== The problem ==
Transcribe all of the records precisely as they are presented.

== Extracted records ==
------------

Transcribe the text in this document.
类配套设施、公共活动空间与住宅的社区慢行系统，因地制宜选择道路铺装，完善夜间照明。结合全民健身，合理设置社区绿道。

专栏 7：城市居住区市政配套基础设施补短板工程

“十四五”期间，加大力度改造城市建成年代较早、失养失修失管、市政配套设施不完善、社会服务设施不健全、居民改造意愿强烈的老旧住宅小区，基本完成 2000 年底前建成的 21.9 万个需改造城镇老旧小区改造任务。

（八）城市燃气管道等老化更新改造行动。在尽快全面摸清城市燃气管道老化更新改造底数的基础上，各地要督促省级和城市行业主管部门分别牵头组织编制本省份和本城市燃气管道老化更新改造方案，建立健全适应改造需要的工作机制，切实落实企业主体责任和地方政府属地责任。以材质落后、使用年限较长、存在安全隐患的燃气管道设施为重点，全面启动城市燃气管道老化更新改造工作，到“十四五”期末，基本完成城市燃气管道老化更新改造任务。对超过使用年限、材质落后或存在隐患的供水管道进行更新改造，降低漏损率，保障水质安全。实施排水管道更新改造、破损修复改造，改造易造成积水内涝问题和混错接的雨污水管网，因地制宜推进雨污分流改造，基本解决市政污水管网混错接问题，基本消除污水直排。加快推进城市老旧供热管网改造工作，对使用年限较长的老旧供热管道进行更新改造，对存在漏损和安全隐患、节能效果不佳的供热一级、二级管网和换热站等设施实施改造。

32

------------

== Exercise response ==
Transcribe the text in this document.
类配套设施、公共活动空间与住宅的社区慢行系统，因地制宜选择道路铺装，完善夜间照明。结合全民健身，合理设置社区绿道。

专栏 7：城市居住区市政配套基础设施补短板工程

“十四五”期间，加大力度改造城市建成年代较早、失养失修失管、市政配套设施不完善、社会服务设施不健全、居民改造意愿强烈的老旧住宅小区，基本完成 2000 年底前建成的 21.9 万个需改造城镇老旧小区改造任务。

（八）城市燃气管道等老化更新改造行动。在尽快全面摸清城市燃气管道老化更新改造底数的基础上，各地要督促省级和城市行业主管部门分别牵头组织编制本省份和本城市燃气管道老化更新改造方案，建立健全适应改造需要的工作机制，切实落实企业主体责任和地方政府属地责任。以材质落后、使用年限较长、存在安全隐患的燃气管道设施为重点，全面启动城市燃气管道老化更新改造工作，到“十四五”期末，基本完成城市燃气管道老化更新改造任务。对超过使用年限、材质落后或存在隐患的供水管道进行更新改造，降低漏损率，保障水质安全。实施排水管道更新改造、破损修复改造，改造易造成积水内涝问题和混错接的雨污水管网，因地制宜推进雨污分流改造，基本解决市政污水管网混错接问题，基本消除污水直排。加快推进城市老旧供热管网改造工作，对使用年限较长的老旧供热管道进行更新改造，对存在漏损和安全隐患、节能效果不佳的供热一级、二级管网和换热站等设施实施改造。

32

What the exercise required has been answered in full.